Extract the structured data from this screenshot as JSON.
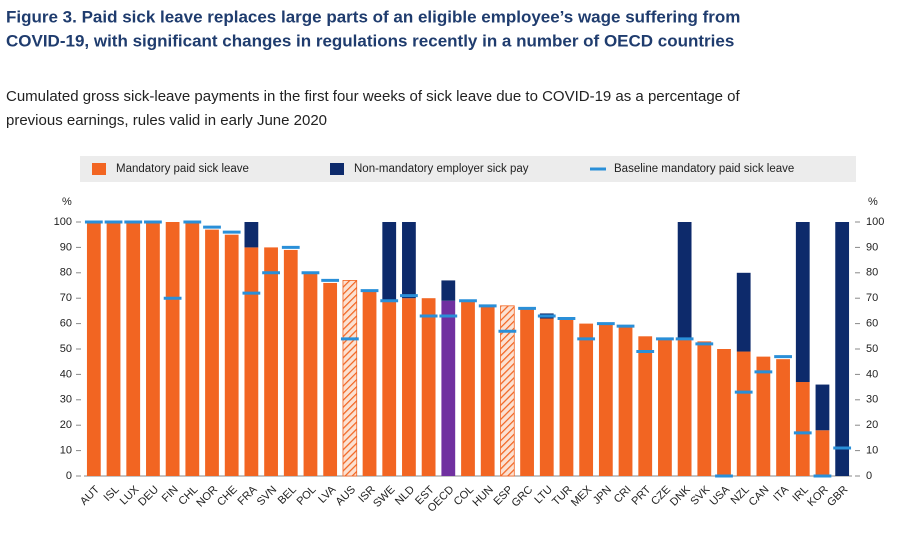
{
  "chart_data": {
    "type": "bar",
    "title_lines": [
      "Figure 3. Paid sick leave replaces large parts of an eligible employee’s wage suffering from",
      "COVID-19, with significant changes in regulations recently in a number of OECD countries"
    ],
    "subtitle_lines": [
      "Cumulated gross sick-leave payments in the first four weeks of sick leave due to COVID-19 as a percentage of",
      "previous earnings, rules valid in early June 2020"
    ],
    "ylabel": "%",
    "y2label": "%",
    "categories": [
      "AUT",
      "ISL",
      "LUX",
      "DEU",
      "FIN",
      "CHL",
      "NOR",
      "CHE",
      "FRA",
      "SVN",
      "BEL",
      "POL",
      "LVA",
      "AUS",
      "ISR",
      "SWE",
      "NLD",
      "EST",
      "OECD",
      "COL",
      "HUN",
      "ESP",
      "GRC",
      "LTU",
      "TUR",
      "MEX",
      "JPN",
      "CRI",
      "PRT",
      "CZE",
      "DNK",
      "SVK",
      "USA",
      "NZL",
      "CAN",
      "ITA",
      "IRL",
      "KOR",
      "GBR"
    ],
    "series": [
      {
        "name": "Mandatory paid sick leave",
        "color": "#f26522",
        "values": [
          100,
          100,
          100,
          100,
          100,
          100,
          97,
          95,
          90,
          90,
          89,
          80,
          76,
          77,
          73,
          69,
          70,
          70,
          69,
          69,
          67,
          67,
          66,
          62,
          62,
          60,
          60,
          59,
          55,
          54,
          54,
          53,
          50,
          49,
          47,
          46,
          37,
          18,
          0
        ]
      },
      {
        "name": "Non-mandatory employer sick pay",
        "color": "#0d2a6b",
        "values": [
          0,
          0,
          0,
          0,
          0,
          0,
          0,
          0,
          10,
          0,
          0,
          0,
          0,
          0,
          0,
          31,
          30,
          0,
          8,
          0,
          0,
          0,
          0,
          2,
          0,
          0,
          0,
          0,
          0,
          0,
          46,
          0,
          0,
          31,
          0,
          0,
          63,
          18,
          100
        ]
      },
      {
        "name": "Baseline mandatory paid sick leave",
        "color": "#2a8fd8",
        "values": [
          100,
          100,
          100,
          100,
          70,
          100,
          98,
          96,
          72,
          80,
          90,
          80,
          77,
          54,
          73,
          69,
          71,
          63,
          63,
          69,
          67,
          57,
          66,
          63,
          62,
          54,
          60,
          59,
          49,
          54,
          54,
          52,
          0,
          33,
          41,
          47,
          17,
          0,
          11
        ]
      }
    ],
    "hatched": [
      13,
      21
    ],
    "highlight": 18,
    "highlight_color": "#7030a0",
    "ylim": [
      0,
      100
    ],
    "yticks": [
      0,
      10,
      20,
      30,
      40,
      50,
      60,
      70,
      80,
      90,
      100
    ],
    "y2lim": [
      0,
      100
    ],
    "y2ticks": [
      0,
      10,
      20,
      30,
      40,
      50,
      60,
      70,
      80,
      90,
      100
    ]
  }
}
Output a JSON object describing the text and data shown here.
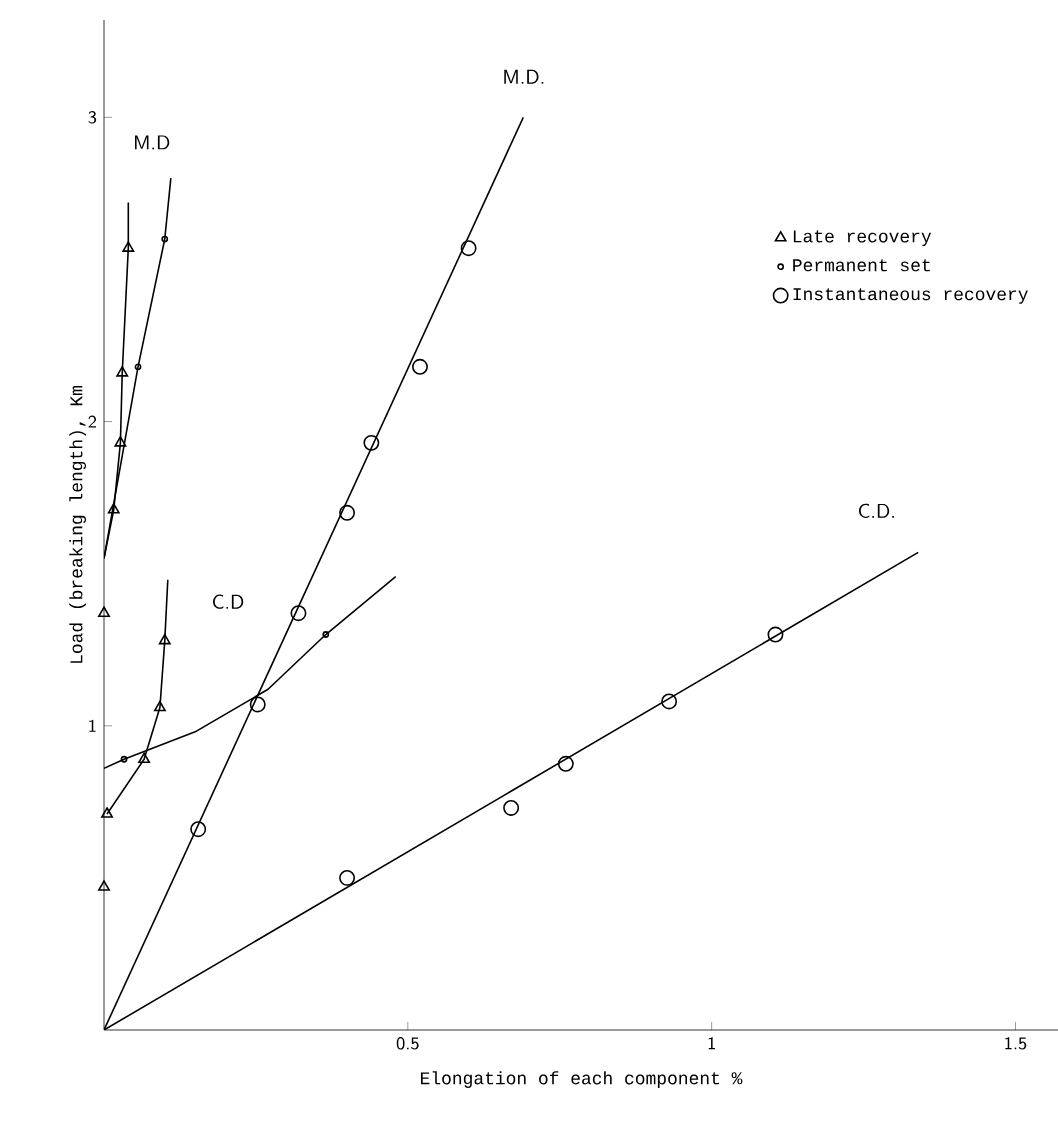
{
  "chart_data": {
    "type": "scatter",
    "xlabel": "Elongation of each component    %",
    "ylabel": "Load (breaking length), Km",
    "xlim": [
      0,
      1.57
    ],
    "ylim": [
      0,
      3.32
    ],
    "xticks": [
      0.5,
      1,
      1.5
    ],
    "yticks": [
      1,
      2,
      3
    ],
    "legend": "top right",
    "series": [
      {
        "type": "line",
        "color": "#000000",
        "marker": "none",
        "x": [
          0,
          0.69
        ],
        "values": [
          0,
          3.0
        ]
      },
      {
        "type": "line",
        "color": "#000000",
        "marker": "none",
        "x": [
          0,
          1.34
        ],
        "values": [
          0,
          1.57
        ]
      },
      {
        "type": "line",
        "color": "#000000",
        "marker": "none",
        "x": [
          0,
          0.033,
          0.15,
          0.27,
          0.365,
          0.48
        ],
        "values": [
          0.86,
          0.89,
          0.98,
          1.12,
          1.3,
          1.49
        ]
      },
      {
        "type": "line",
        "color": "#000000",
        "marker": "none",
        "x": [
          0,
          0.056,
          0.1,
          0.11
        ],
        "values": [
          1.55,
          2.18,
          2.6,
          2.8
        ]
      },
      {
        "type": "line",
        "color": "#000000",
        "marker": "none",
        "x": [
          0,
          0.016,
          0.027,
          0.03,
          0.04,
          0.04
        ],
        "values": [
          1.55,
          1.71,
          1.93,
          2.16,
          2.57,
          2.72
        ]
      },
      {
        "type": "line",
        "color": "#000000",
        "marker": "none",
        "x": [
          0.005,
          0.066,
          0.092,
          0.1,
          0.105
        ],
        "values": [
          0.71,
          0.89,
          1.06,
          1.28,
          1.48
        ]
      },
      {
        "name": "Late recovery",
        "color": "#000000",
        "marker": "triangle",
        "x": [
          0.016,
          0.027,
          0.03,
          0.04,
          0.005,
          0.066,
          0.092,
          0.1,
          0,
          0
        ],
        "values": [
          1.71,
          1.93,
          2.16,
          2.57,
          0.71,
          0.89,
          1.06,
          1.28,
          1.37,
          0.47
        ]
      },
      {
        "name": "Permanent set",
        "color": "#000000",
        "marker": "circle",
        "x": [
          0.056,
          0.1,
          0.033,
          0.365
        ],
        "values": [
          2.18,
          2.6,
          0.89,
          1.3
        ]
      },
      {
        "name": "Instantaneous recovery",
        "color": "#000000",
        "marker": "circle",
        "x": [
          0.155,
          0.253,
          0.32,
          0.4,
          0.44,
          0.52,
          0.6,
          0.4,
          0.67,
          0.76,
          0.93,
          1.105
        ],
        "values": [
          0.66,
          1.07,
          1.37,
          1.7,
          1.93,
          2.18,
          2.57,
          0.5,
          0.73,
          0.875,
          1.08,
          1.3
        ]
      }
    ],
    "annotations": [
      "M.D",
      "M.D.",
      "C.D",
      "C.D."
    ]
  }
}
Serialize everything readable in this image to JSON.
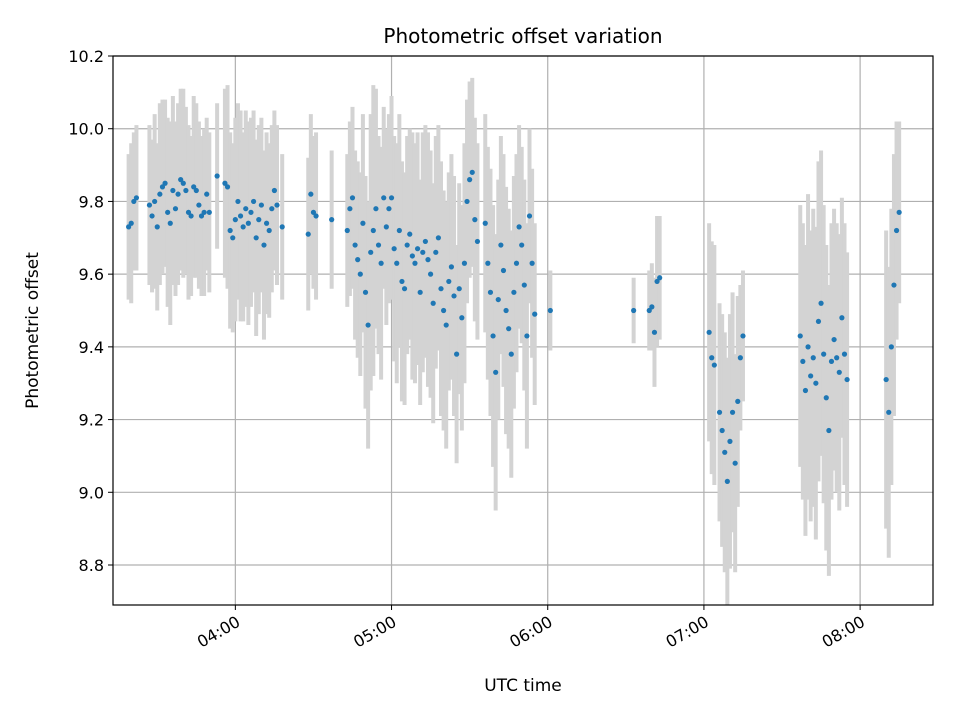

■ ■ ■ ■ ■

AIM: Skip the pictures and transcribe the rest of the records exactly.

ANSWER FOR THIS EXERCISE:
Extract the structured data from this screenshot as JSON.
{
  "chart_data": {
    "type": "bar",
    "title_lines": [
      "Figure 3. Paid sick leave replaces large parts of an eligible employee’s wage suffering from",
      "COVID-19, with significant changes in regulations recently in a number of OECD countries"
    ],
    "subtitle_lines": [
      "Cumulated gross sick-leave payments in the first four weeks of sick leave due to COVID-19 as a percentage of",
      "previous earnings, rules valid in early June 2020"
    ],
    "ylabel": "%",
    "y2label": "%",
    "categories": [
      "AUT",
      "ISL",
      "LUX",
      "DEU",
      "FIN",
      "CHL",
      "NOR",
      "CHE",
      "FRA",
      "SVN",
      "BEL",
      "POL",
      "LVA",
      "AUS",
      "ISR",
      "SWE",
      "NLD",
      "EST",
      "OECD",
      "COL",
      "HUN",
      "ESP",
      "GRC",
      "LTU",
      "TUR",
      "MEX",
      "JPN",
      "CRI",
      "PRT",
      "CZE",
      "DNK",
      "SVK",
      "USA",
      "NZL",
      "CAN",
      "ITA",
      "IRL",
      "KOR",
      "GBR"
    ],
    "series": [
      {
        "name": "Mandatory paid sick leave",
        "color": "#f26522",
        "values": [
          100,
          100,
          100,
          100,
          100,
          100,
          97,
          95,
          90,
          90,
          89,
          80,
          76,
          77,
          73,
          69,
          70,
          70,
          69,
          69,
          67,
          67,
          66,
          62,
          62,
          60,
          60,
          59,
          55,
          54,
          54,
          53,
          50,
          49,
          47,
          46,
          37,
          18,
          0
        ]
      },
      {
        "name": "Non-mandatory employer sick pay",
        "color": "#0d2a6b",
        "values": [
          0,
          0,
          0,
          0,
          0,
          0,
          0,
          0,
          10,
          0,
          0,
          0,
          0,
          0,
          0,
          31,
          30,
          0,
          8,
          0,
          0,
          0,
          0,
          2,
          0,
          0,
          0,
          0,
          0,
          0,
          46,
          0,
          0,
          31,
          0,
          0,
          63,
          18,
          100
        ]
      },
      {
        "name": "Baseline mandatory paid sick leave",
        "color": "#2a8fd8",
        "values": [
          100,
          100,
          100,
          100,
          70,
          100,
          98,
          96,
          72,
          80,
          90,
          80,
          77,
          54,
          73,
          69,
          71,
          63,
          63,
          69,
          67,
          57,
          66,
          63,
          62,
          54,
          60,
          59,
          49,
          54,
          54,
          52,
          0,
          33,
          41,
          47,
          17,
          0,
          11
        ]
      }
    ],
    "hatched": [
      13,
      21
    ],
    "highlight": 18,
    "highlight_color": "#7030a0",
    "ylim": [
      0,
      100
    ],
    "yticks": [
      0,
      10,
      20,
      30,
      40,
      50,
      60,
      70,
      80,
      90,
      100
    ],
    "y2lim": [
      0,
      100
    ],
    "y2ticks": [
      0,
      10,
      20,
      30,
      40,
      50,
      60,
      70,
      80,
      90,
      100
    ]
  }
}
Output a JSON object describing the text and data shown here.
{
  "chart_data": {
    "type": "scatter",
    "xlabel": "Elongation of each component    %",
    "ylabel": "Load (breaking length), Km",
    "xlim": [
      0,
      1.57
    ],
    "ylim": [
      0,
      3.32
    ],
    "xticks": [
      0.5,
      1,
      1.5
    ],
    "yticks": [
      1,
      2,
      3
    ],
    "legend": "top right",
    "series": [
      {
        "type": "line",
        "color": "#000000",
        "marker": "none",
        "x": [
          0,
          0.69
        ],
        "values": [
          0,
          3.0
        ]
      },
      {
        "type": "line",
        "color": "#000000",
        "marker": "none",
        "x": [
          0,
          1.34
        ],
        "values": [
          0,
          1.57
        ]
      },
      {
        "type": "line",
        "color": "#000000",
        "marker": "none",
        "x": [
          0,
          0.033,
          0.15,
          0.27,
          0.365,
          0.48
        ],
        "values": [
          0.86,
          0.89,
          0.98,
          1.12,
          1.3,
          1.49
        ]
      },
      {
        "type": "line",
        "color": "#000000",
        "marker": "none",
        "x": [
          0,
          0.056,
          0.1,
          0.11
        ],
        "values": [
          1.55,
          2.18,
          2.6,
          2.8
        ]
      },
      {
        "type": "line",
        "color": "#000000",
        "marker": "none",
        "x": [
          0,
          0.016,
          0.027,
          0.03,
          0.04,
          0.04
        ],
        "values": [
          1.55,
          1.71,
          1.93,
          2.16,
          2.57,
          2.72
        ]
      },
      {
        "type": "line",
        "color": "#000000",
        "marker": "none",
        "x": [
          0.005,
          0.066,
          0.092,
          0.1,
          0.105
        ],
        "values": [
          0.71,
          0.89,
          1.06,
          1.28,
          1.48
        ]
      },
      {
        "name": "Late recovery",
        "color": "#000000",
        "marker": "triangle",
        "x": [
          0.016,
          0.027,
          0.03,
          0.04,
          0.005,
          0.066,
          0.092,
          0.1,
          0,
          0
        ],
        "values": [
          1.71,
          1.93,
          2.16,
          2.57,
          0.71,
          0.89,
          1.06,
          1.28,
          1.37,
          0.47
        ]
      },
      {
        "name": "Permanent set",
        "color": "#000000",
        "marker": "circle",
        "x": [
          0.056,
          0.1,
          0.033,
          0.365
        ],
        "values": [
          2.18,
          2.6,
          0.89,
          1.3
        ]
      },
      {
        "name": "Instantaneous recovery",
        "color": "#000000",
        "marker": "circle",
        "x": [
          0.155,
          0.253,
          0.32,
          0.4,
          0.44,
          0.52,
          0.6,
          0.4,
          0.67,
          0.76,
          0.93,
          1.105
        ],
        "values": [
          0.66,
          1.07,
          1.37,
          1.7,
          1.93,
          2.18,
          2.57,
          0.5,
          0.73,
          0.875,
          1.08,
          1.3
        ]
      }
    ],
    "annotations": [
      "M.D",
      "M.D.",
      "C.D",
      "C.D."
    ]
  }
}
Serialize everything readable in this image to JSON.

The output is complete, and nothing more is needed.